### Short task:
Please rewrite all of the data below as a numbered list, leaving out any blank lines.

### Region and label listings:
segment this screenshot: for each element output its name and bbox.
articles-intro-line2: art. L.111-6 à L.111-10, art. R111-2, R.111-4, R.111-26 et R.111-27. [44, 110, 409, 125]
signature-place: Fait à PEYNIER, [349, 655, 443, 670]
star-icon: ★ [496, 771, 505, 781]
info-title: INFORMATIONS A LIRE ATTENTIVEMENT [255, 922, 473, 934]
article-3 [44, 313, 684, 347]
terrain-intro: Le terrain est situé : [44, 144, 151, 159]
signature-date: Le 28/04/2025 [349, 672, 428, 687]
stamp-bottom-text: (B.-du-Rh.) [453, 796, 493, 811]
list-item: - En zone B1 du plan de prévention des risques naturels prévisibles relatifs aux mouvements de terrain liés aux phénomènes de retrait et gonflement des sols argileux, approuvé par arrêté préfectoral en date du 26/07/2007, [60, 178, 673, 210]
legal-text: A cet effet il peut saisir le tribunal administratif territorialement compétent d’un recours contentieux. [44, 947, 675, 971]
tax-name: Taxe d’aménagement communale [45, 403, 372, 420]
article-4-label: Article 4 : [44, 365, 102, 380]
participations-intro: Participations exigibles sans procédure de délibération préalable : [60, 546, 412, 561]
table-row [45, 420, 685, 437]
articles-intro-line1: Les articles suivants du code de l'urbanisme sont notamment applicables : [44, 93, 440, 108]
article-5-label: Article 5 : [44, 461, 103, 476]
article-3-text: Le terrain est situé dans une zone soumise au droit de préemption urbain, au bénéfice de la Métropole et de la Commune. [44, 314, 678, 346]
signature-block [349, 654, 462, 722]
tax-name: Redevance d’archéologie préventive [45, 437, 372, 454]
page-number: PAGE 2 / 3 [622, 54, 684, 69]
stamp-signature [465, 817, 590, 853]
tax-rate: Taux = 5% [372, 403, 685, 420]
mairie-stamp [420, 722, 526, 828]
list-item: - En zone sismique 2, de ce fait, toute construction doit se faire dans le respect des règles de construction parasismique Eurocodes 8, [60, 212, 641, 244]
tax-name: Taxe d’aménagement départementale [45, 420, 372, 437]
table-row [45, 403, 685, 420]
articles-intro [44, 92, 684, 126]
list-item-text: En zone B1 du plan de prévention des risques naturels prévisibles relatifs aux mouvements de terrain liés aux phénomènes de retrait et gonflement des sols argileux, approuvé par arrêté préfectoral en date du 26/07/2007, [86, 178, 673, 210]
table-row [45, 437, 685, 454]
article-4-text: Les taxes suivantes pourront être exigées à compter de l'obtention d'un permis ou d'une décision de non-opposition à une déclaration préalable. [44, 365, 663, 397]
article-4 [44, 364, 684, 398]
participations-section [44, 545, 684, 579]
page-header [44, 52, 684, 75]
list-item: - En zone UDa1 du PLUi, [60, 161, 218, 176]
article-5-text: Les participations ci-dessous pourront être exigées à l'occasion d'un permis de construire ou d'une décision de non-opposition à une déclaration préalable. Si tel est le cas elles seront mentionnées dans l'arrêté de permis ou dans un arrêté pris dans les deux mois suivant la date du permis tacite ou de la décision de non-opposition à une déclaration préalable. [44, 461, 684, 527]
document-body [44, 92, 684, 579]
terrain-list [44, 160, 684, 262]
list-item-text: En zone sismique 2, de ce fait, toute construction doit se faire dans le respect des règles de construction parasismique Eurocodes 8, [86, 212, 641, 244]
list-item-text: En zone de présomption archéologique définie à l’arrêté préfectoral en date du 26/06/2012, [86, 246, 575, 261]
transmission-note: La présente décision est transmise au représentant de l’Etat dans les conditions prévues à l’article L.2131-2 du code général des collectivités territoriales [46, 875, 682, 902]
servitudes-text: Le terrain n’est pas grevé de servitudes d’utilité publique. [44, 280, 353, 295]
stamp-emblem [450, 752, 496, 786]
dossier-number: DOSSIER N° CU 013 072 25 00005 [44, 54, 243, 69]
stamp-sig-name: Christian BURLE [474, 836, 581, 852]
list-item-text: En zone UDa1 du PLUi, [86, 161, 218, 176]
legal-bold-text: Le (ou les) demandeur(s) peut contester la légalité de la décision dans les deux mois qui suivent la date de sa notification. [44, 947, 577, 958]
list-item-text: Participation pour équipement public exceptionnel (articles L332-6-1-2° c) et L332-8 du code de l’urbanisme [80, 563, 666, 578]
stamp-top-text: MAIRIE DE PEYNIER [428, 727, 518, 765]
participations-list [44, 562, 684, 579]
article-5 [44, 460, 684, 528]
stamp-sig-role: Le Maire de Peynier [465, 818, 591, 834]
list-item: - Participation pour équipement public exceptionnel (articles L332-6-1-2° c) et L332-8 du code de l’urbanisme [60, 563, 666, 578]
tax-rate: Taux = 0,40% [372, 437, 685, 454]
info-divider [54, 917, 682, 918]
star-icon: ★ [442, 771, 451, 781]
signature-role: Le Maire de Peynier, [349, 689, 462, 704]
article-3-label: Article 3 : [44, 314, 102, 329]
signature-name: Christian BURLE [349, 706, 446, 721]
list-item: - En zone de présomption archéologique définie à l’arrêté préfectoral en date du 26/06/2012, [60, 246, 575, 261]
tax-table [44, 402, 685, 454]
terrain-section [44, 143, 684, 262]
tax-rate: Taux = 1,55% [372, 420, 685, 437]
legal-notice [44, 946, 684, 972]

### Written answer:
1. segment this screenshot: for each element output its name and bbox.
2. articles-intro-line2: art. L.111-6 à L.111-10, art. R111-2, R.111-4, R.111-26 et R.111-27. [44, 110, 409, 125]
3. signature-place: Fait à PEYNIER, [349, 655, 443, 670]
4. star-icon: ★ [496, 771, 505, 781]
5. info-title: INFORMATIONS A LIRE ATTENTIVEMENT [255, 922, 473, 934]
6. article-3 [44, 313, 684, 347]
7. terrain-intro: Le terrain est situé : [44, 144, 151, 159]
8. signature-date: Le 28/04/2025 [349, 672, 428, 687]
9. stamp-bottom-text: (B.-du-Rh.) [453, 796, 493, 811]
10. list-item: - En zone B1 du plan de prévention des risques naturels prévisibles relatifs aux mouvements de terrain liés aux phénomènes de retrait et gonflement des sols argileux, approuvé par arrêté préfectoral en date du 26/07/2007, [60, 178, 673, 210]
11. legal-text: A cet effet il peut saisir le tribunal administratif territorialement compétent d’un recours contentieux. [44, 947, 675, 971]
12. tax-name: Taxe d’aménagement communale [45, 403, 372, 420]
13. article-4-label: Article 4 : [44, 365, 102, 380]
14. participations-intro: Participations exigibles sans procédure de délibération préalable : [60, 546, 412, 561]
15. table-row [45, 420, 685, 437]
16. articles-intro-line1: Les articles suivants du code de l'urbanisme sont notamment applicables : [44, 93, 440, 108]
17. article-5-label: Article 5 : [44, 461, 103, 476]
18. article-3-text: Le terrain est situé dans une zone soumise au droit de préemption urbain, au bénéfice de la Métropole et de la Commune. [44, 314, 678, 346]
19. signature-block [349, 654, 462, 722]
20. tax-name: Redevance d’archéologie préventive [45, 437, 372, 454]
21. page-number: PAGE 2 / 3 [622, 54, 684, 69]
22. stamp-signature [465, 817, 590, 853]
23. tax-rate: Taux = 5% [372, 403, 685, 420]
24. mairie-stamp [420, 722, 526, 828]
25. list-item: - En zone sismique 2, de ce fait, toute construction doit se faire dans le respect des règles de construction parasismique Eurocodes 8, [60, 212, 641, 244]
26. tax-name: Taxe d’aménagement départementale [45, 420, 372, 437]
27. table-row [45, 403, 685, 420]
28. articles-intro [44, 92, 684, 126]
29. list-item-text: En zone B1 du plan de prévention des risques naturels prévisibles relatifs aux mouvements de terrain liés aux phénomènes de retrait et gonflement des sols argileux, approuvé par arrêté préfectoral en date du 26/07/2007, [86, 178, 673, 210]
30. table-row [45, 437, 685, 454]
31. article-4-text: Les taxes suivantes pourront être exigées à compter de l'obtention d'un permis ou d'une décision de non-opposition à une déclaration préalable. [44, 365, 663, 397]
32. article-4 [44, 364, 684, 398]
33. participations-section [44, 545, 684, 579]
34. page-header [44, 52, 684, 75]
35. list-item: - En zone UDa1 du PLUi, [60, 161, 218, 176]
36. article-5-text: Les participations ci-dessous pourront être exigées à l'occasion d'un permis de construire ou d'une décision de non-opposition à une déclaration préalable. Si tel est le cas elles seront mentionnées dans l'arrêté de permis ou dans un arrêté pris dans les deux mois suivant la date du permis tacite ou de la décision de non-opposition à une déclaration préalable. [44, 461, 684, 527]
37. document-body [44, 92, 684, 579]
38. terrain-list [44, 160, 684, 262]
39. list-item-text: En zone sismique 2, de ce fait, toute construction doit se faire dans le respect des règles de construction parasismique Eurocodes 8, [86, 212, 641, 244]
40. list-item-text: En zone de présomption archéologique définie à l’arrêté préfectoral en date du 26/06/2012, [86, 246, 575, 261]
41. transmission-note: La présente décision est transmise au représentant de l’Etat dans les conditions prévues à l’article L.2131-2 du code général des collectivités territoriales [46, 875, 682, 902]
42. servitudes-text: Le terrain n’est pas grevé de servitudes d’utilité publique. [44, 280, 353, 295]
43. stamp-emblem [450, 752, 496, 786]
44. dossier-number: DOSSIER N° CU 013 072 25 00005 [44, 54, 243, 69]
45. stamp-sig-name: Christian BURLE [474, 836, 581, 852]
46. list-item-text: En zone UDa1 du PLUi, [86, 161, 218, 176]
47. legal-bold-text: Le (ou les) demandeur(s) peut contester la légalité de la décision dans les deux mois qui suivent la date de sa notification. [44, 947, 577, 958]
48. list-item-text: Participation pour équipement public exceptionnel (articles L332-6-1-2° c) et L332-8 du code de l’urbanisme [80, 563, 666, 578]
49. stamp-top-text: MAIRIE DE PEYNIER [428, 727, 518, 765]
50. participations-list [44, 562, 684, 579]
51. article-5 [44, 460, 684, 528]
52. stamp-sig-role: Le Maire de Peynier [465, 818, 591, 834]
53. list-item: - Participation pour équipement public exceptionnel (articles L332-6-1-2° c) et L332-8 du code de l’urbanisme [60, 563, 666, 578]
54. tax-rate: Taux = 0,40% [372, 437, 685, 454]
55. info-divider [54, 917, 682, 918]
56. star-icon: ★ [442, 771, 451, 781]
57. signature-role: Le Maire de Peynier, [349, 689, 462, 704]
58. article-3-label: Article 3 : [44, 314, 102, 329]
59. signature-name: Christian BURLE [349, 706, 446, 721]
60. list-item: - En zone de présomption archéologique définie à l’arrêté préfectoral en date du 26/06/2012, [60, 246, 575, 261]
61. tax-table [44, 402, 685, 454]
62. terrain-section [44, 143, 684, 262]
63. tax-rate: Taux = 1,55% [372, 420, 685, 437]
64. legal-notice [44, 946, 684, 972]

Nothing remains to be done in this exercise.